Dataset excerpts
######

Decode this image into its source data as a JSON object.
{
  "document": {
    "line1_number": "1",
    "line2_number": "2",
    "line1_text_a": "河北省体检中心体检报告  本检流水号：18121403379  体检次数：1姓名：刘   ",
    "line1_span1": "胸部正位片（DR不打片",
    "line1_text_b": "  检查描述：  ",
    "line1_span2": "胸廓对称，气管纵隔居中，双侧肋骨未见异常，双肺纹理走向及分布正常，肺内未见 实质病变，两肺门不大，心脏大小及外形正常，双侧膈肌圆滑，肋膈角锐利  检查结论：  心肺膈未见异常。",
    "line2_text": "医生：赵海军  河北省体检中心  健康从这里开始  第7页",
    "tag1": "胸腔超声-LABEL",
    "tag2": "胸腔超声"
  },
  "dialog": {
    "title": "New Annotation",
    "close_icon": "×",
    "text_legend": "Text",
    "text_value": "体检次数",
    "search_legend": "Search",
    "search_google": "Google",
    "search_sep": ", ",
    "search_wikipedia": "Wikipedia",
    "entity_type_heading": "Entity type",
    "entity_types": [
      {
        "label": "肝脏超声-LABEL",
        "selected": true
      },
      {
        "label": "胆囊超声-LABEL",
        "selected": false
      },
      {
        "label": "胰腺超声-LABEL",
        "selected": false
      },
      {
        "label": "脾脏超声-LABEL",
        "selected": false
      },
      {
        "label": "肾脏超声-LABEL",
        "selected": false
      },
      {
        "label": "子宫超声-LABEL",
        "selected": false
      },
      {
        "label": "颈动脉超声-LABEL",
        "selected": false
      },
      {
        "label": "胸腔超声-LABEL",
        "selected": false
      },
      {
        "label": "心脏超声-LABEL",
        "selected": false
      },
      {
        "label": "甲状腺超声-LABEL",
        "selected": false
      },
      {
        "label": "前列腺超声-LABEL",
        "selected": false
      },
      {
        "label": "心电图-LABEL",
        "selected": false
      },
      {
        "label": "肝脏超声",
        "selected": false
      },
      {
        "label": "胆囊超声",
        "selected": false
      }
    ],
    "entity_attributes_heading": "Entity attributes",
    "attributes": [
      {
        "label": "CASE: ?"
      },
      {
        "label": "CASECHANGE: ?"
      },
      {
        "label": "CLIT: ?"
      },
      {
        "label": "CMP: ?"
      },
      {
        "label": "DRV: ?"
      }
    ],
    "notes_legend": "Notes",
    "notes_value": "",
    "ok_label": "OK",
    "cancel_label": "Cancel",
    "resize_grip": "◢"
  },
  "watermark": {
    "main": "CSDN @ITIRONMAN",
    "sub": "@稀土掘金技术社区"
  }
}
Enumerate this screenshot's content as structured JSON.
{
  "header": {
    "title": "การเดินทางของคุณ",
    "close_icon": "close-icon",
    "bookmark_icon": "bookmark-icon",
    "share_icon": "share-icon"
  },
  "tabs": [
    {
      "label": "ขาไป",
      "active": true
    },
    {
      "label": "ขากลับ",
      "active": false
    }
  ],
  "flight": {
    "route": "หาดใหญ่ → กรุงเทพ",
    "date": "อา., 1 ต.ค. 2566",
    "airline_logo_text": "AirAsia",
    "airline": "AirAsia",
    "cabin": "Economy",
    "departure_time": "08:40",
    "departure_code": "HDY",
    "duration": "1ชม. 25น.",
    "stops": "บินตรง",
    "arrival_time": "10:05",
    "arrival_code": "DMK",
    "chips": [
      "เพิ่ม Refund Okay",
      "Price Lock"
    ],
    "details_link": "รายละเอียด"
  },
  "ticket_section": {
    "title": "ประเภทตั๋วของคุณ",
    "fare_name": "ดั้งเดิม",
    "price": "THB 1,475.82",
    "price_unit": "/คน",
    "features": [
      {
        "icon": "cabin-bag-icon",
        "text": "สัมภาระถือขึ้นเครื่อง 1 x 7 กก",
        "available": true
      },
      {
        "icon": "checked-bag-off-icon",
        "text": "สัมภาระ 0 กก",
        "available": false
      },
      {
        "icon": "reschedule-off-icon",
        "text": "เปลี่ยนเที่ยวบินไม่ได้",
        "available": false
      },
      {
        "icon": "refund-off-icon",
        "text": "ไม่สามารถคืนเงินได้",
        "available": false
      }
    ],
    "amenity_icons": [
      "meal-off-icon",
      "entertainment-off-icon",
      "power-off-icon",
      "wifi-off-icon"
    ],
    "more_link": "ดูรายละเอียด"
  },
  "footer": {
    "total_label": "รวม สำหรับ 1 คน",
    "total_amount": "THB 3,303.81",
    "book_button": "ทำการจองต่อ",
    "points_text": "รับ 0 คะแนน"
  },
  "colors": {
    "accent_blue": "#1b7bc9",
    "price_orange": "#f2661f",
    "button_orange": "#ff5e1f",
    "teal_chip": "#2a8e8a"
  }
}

######

▶ [TO BE DONE]
Repeat the material above exactly.

▶ [CORRECT ANSWER]
Decode this image into its source data as a JSON object.
{
  "document": {
    "line1_number": "1",
    "line2_number": "2",
    "line1_text_a": "河北省体检中心体检报告  本检流水号：18121403379  体检次数：1姓名：刘   ",
    "line1_span1": "胸部正位片（DR不打片",
    "line1_text_b": "  检查描述：  ",
    "line1_span2": "胸廓对称，气管纵隔居中，双侧肋骨未见异常，双肺纹理走向及分布正常，肺内未见 实质病变，两肺门不大，心脏大小及外形正常，双侧膈肌圆滑，肋膈角锐利  检查结论：  心肺膈未见异常。",
    "line2_text": "医生：赵海军  河北省体检中心  健康从这里开始  第7页",
    "tag1": "胸腔超声-LABEL",
    "tag2": "胸腔超声"
  },
  "dialog": {
    "title": "New Annotation",
    "close_icon": "×",
    "text_legend": "Text",
    "text_value": "体检次数",
    "search_legend": "Search",
    "search_google": "Google",
    "search_sep": ", ",
    "search_wikipedia": "Wikipedia",
    "entity_type_heading": "Entity type",
    "entity_types": [
      {
        "label": "肝脏超声-LABEL",
        "selected": true
      },
      {
        "label": "胆囊超声-LABEL",
        "selected": false
      },
      {
        "label": "胰腺超声-LABEL",
        "selected": false
      },
      {
        "label": "脾脏超声-LABEL",
        "selected": false
      },
      {
        "label": "肾脏超声-LABEL",
        "selected": false
      },
      {
        "label": "子宫超声-LABEL",
        "selected": false
      },
      {
        "label": "颈动脉超声-LABEL",
        "selected": false
      },
      {
        "label": "胸腔超声-LABEL",
        "selected": false
      },
      {
        "label": "心脏超声-LABEL",
        "selected": false
      },
      {
        "label": "甲状腺超声-LABEL",
        "selected": false
      },
      {
        "label": "前列腺超声-LABEL",
        "selected": false
      },
      {
        "label": "心电图-LABEL",
        "selected": false
      },
      {
        "label": "肝脏超声",
        "selected": false
      },
      {
        "label": "胆囊超声",
        "selected": false
      }
    ],
    "entity_attributes_heading": "Entity attributes",
    "attributes": [
      {
        "label": "CASE: ?"
      },
      {
        "label": "CASECHANGE: ?"
      },
      {
        "label": "CLIT: ?"
      },
      {
        "label": "CMP: ?"
      },
      {
        "label": "DRV: ?"
      }
    ],
    "notes_legend": "Notes",
    "notes_value": "",
    "ok_label": "OK",
    "cancel_label": "Cancel",
    "resize_grip": "◢"
  },
  "watermark": {
    "main": "CSDN @ITIRONMAN",
    "sub": "@稀土掘金技术社区"
  }
}
Enumerate this screenshot's content as structured JSON.
{
  "header": {
    "title": "การเดินทางของคุณ",
    "close_icon": "close-icon",
    "bookmark_icon": "bookmark-icon",
    "share_icon": "share-icon"
  },
  "tabs": [
    {
      "label": "ขาไป",
      "active": true
    },
    {
      "label": "ขากลับ",
      "active": false
    }
  ],
  "flight": {
    "route": "หาดใหญ่ → กรุงเทพ",
    "date": "อา., 1 ต.ค. 2566",
    "airline_logo_text": "AirAsia",
    "airline": "AirAsia",
    "cabin": "Economy",
    "departure_time": "08:40",
    "departure_code": "HDY",
    "duration": "1ชม. 25น.",
    "stops": "บินตรง",
    "arrival_time": "10:05",
    "arrival_code": "DMK",
    "chips": [
      "เพิ่ม Refund Okay",
      "Price Lock"
    ],
    "details_link": "รายละเอียด"
  },
  "ticket_section": {
    "title": "ประเภทตั๋วของคุณ",
    "fare_name": "ดั้งเดิม",
    "price": "THB 1,475.82",
    "price_unit": "/คน",
    "features": [
      {
        "icon": "cabin-bag-icon",
        "text": "สัมภาระถือขึ้นเครื่อง 1 x 7 กก",
        "available": true
      },
      {
        "icon": "checked-bag-off-icon",
        "text": "สัมภาระ 0 กก",
        "available": false
      },
      {
        "icon": "reschedule-off-icon",
        "text": "เปลี่ยนเที่ยวบินไม่ได้",
        "available": false
      },
      {
        "icon": "refund-off-icon",
        "text": "ไม่สามารถคืนเงินได้",
        "available": false
      }
    ],
    "amenity_icons": [
      "meal-off-icon",
      "entertainment-off-icon",
      "power-off-icon",
      "wifi-off-icon"
    ],
    "more_link": "ดูรายละเอียด"
  },
  "footer": {
    "total_label": "รวม สำหรับ 1 คน",
    "total_amount": "THB 3,303.81",
    "book_button": "ทำการจองต่อ",
    "points_text": "รับ 0 คะแนน"
  },
  "colors": {
    "accent_blue": "#1b7bc9",
    "price_orange": "#f2661f",
    "button_orange": "#ff5e1f",
    "teal_chip": "#2a8e8a"
  }
}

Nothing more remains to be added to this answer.